**PROBLEM**
List every line below containing "RALEIGH".

+-------+

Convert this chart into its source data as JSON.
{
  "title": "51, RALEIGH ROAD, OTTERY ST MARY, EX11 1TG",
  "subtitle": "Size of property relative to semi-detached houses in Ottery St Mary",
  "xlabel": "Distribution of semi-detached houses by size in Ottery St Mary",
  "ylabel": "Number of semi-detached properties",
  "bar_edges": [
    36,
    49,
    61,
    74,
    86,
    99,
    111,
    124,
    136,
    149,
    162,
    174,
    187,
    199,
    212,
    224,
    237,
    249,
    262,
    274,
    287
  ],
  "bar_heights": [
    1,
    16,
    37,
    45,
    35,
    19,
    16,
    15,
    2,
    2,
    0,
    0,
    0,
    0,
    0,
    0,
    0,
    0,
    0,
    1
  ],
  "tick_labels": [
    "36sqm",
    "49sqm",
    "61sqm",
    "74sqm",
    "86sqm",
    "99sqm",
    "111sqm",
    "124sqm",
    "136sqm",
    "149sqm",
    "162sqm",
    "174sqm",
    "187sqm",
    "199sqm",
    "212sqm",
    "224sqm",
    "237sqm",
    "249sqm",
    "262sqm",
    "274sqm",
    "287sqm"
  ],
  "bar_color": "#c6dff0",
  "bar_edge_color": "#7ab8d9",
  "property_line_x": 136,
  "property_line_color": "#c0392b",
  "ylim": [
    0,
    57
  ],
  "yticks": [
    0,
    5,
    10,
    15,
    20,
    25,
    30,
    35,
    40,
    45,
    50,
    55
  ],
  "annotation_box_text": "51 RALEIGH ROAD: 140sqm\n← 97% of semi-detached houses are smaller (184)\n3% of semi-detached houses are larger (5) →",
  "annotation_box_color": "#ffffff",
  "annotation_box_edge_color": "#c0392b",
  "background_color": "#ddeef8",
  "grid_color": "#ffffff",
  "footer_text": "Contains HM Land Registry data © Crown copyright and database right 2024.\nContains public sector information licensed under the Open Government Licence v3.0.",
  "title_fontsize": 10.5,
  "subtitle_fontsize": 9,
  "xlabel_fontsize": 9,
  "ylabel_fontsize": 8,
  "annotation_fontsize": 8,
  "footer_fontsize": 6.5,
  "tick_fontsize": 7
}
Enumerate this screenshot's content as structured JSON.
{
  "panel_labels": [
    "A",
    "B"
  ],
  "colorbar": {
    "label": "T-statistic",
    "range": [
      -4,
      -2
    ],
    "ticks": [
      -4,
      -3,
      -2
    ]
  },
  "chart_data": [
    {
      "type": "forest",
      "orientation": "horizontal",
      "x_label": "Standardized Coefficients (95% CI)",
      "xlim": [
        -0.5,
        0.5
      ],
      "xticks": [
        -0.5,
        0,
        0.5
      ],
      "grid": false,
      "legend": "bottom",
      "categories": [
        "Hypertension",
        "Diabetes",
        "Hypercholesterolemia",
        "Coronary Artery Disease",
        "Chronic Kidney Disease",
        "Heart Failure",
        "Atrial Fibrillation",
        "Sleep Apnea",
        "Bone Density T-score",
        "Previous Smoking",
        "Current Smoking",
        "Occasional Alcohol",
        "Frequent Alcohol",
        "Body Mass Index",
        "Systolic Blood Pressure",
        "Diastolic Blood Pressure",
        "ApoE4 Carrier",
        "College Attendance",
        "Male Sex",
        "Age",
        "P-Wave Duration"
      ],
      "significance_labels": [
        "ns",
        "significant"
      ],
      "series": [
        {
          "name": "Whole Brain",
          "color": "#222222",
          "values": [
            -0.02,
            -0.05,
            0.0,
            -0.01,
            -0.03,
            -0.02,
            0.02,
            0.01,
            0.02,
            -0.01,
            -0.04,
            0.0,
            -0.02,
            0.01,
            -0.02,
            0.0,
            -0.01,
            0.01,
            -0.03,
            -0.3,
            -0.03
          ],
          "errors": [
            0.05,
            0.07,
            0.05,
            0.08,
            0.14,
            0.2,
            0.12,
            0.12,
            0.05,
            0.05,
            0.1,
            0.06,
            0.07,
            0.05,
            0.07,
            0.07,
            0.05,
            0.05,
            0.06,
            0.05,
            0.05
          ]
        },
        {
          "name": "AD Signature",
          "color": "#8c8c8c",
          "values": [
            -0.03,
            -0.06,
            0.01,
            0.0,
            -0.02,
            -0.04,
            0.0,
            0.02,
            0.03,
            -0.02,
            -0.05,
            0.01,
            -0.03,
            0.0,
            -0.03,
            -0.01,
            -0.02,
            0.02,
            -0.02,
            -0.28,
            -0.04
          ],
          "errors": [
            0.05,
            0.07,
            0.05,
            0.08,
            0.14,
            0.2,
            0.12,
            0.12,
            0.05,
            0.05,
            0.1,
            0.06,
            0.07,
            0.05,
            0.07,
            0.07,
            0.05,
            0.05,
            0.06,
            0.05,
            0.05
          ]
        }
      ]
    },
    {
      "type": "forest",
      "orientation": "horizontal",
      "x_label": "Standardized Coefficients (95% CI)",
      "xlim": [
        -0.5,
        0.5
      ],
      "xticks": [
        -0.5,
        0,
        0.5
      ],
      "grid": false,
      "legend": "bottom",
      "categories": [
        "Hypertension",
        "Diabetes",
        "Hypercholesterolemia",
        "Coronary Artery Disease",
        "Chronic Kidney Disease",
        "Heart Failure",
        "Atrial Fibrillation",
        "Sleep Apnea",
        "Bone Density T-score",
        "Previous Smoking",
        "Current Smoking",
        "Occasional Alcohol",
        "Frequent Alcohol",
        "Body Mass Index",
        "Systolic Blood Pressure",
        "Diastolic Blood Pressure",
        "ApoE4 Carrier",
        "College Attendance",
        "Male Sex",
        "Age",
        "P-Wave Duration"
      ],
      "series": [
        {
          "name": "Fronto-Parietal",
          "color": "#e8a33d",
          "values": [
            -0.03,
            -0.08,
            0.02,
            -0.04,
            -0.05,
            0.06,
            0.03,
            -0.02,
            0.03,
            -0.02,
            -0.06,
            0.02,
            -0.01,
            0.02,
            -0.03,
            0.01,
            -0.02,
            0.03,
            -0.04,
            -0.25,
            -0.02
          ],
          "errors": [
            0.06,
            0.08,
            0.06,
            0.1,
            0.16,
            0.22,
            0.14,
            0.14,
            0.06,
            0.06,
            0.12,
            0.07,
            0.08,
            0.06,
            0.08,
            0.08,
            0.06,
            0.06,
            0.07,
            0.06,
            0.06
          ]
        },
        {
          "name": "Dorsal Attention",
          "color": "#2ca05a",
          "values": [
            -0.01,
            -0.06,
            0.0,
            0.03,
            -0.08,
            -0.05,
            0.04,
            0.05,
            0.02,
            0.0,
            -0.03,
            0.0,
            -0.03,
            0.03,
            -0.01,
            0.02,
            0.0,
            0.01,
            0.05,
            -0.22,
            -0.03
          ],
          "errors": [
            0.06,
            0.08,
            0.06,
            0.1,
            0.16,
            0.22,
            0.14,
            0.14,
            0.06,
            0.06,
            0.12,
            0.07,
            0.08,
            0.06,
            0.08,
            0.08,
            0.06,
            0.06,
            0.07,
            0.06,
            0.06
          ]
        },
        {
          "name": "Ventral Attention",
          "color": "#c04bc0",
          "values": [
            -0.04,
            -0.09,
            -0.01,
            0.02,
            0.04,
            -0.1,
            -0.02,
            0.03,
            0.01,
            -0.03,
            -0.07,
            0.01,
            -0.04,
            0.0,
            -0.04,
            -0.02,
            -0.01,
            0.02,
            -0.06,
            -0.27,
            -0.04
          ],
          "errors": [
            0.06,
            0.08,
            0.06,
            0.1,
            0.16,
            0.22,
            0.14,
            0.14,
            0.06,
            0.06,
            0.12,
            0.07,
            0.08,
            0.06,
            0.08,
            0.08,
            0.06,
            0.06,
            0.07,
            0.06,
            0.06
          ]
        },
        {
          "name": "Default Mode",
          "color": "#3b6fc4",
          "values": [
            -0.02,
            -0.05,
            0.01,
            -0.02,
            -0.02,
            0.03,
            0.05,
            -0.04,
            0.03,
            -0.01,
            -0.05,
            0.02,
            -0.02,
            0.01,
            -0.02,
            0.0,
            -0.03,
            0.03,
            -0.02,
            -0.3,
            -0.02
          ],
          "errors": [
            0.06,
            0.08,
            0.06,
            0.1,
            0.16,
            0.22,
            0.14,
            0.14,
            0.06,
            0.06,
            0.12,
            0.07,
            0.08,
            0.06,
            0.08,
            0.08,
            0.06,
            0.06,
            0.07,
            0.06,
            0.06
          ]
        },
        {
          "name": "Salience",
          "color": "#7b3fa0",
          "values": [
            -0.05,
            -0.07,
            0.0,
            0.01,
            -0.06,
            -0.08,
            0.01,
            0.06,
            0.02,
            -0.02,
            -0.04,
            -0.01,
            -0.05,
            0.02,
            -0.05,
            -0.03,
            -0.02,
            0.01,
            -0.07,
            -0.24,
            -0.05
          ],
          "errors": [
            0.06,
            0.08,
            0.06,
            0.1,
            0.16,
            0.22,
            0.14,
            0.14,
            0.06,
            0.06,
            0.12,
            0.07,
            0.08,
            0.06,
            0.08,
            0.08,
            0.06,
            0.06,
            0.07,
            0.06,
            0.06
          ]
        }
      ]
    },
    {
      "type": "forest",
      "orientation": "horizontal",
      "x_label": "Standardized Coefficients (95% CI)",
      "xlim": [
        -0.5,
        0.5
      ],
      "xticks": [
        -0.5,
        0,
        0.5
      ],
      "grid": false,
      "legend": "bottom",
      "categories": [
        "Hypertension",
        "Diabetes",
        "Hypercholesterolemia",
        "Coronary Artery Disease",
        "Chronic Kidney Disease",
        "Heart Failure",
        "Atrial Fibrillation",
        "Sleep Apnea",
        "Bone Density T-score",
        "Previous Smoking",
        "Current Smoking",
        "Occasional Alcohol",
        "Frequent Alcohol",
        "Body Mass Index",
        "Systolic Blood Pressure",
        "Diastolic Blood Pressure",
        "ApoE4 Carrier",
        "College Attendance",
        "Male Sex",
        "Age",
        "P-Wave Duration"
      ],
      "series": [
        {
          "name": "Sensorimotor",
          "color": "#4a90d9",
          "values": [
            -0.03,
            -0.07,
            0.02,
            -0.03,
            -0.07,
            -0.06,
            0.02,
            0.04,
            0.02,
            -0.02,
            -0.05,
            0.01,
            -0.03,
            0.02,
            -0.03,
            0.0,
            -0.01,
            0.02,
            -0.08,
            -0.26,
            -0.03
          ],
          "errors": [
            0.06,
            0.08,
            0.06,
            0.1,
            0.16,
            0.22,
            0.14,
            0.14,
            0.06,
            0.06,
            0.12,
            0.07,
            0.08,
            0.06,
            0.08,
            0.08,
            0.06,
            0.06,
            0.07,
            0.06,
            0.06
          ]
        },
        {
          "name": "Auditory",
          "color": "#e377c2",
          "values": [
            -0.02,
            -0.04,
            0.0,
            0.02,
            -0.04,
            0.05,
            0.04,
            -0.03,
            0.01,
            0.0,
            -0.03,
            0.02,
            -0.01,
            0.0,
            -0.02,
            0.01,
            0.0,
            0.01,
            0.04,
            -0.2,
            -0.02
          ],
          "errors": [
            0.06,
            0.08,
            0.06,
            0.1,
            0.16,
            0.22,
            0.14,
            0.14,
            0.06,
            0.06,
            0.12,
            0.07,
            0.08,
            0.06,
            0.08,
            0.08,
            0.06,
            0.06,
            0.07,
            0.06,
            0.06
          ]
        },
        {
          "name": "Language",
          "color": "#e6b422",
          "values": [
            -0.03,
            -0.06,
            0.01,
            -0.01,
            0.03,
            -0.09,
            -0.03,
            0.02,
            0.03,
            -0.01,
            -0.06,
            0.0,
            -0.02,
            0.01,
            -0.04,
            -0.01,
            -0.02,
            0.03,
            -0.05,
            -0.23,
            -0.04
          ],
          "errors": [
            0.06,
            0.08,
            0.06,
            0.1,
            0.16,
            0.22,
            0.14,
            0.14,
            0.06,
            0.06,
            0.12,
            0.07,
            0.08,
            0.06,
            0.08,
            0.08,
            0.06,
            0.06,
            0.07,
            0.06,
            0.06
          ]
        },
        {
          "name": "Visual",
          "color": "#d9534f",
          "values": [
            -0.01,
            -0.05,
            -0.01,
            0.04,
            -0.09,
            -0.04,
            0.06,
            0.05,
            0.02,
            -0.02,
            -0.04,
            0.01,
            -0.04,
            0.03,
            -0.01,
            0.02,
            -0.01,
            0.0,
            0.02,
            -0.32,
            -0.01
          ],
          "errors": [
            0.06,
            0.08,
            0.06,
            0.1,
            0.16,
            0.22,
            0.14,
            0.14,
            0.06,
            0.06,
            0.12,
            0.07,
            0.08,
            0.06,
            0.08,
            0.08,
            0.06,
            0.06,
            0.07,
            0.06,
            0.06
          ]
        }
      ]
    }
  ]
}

+-------+

**EXERCISE RESPONSE**
  "title": "51, RALEIGH ROAD, OTTERY ST MARY, EX11 1TG",
  "annotation_box_text": "51 RALEIGH ROAD: 140sqm\n← 97% of semi-detached houses are smaller (184)\n3% of semi-detached houses are larger (5) →",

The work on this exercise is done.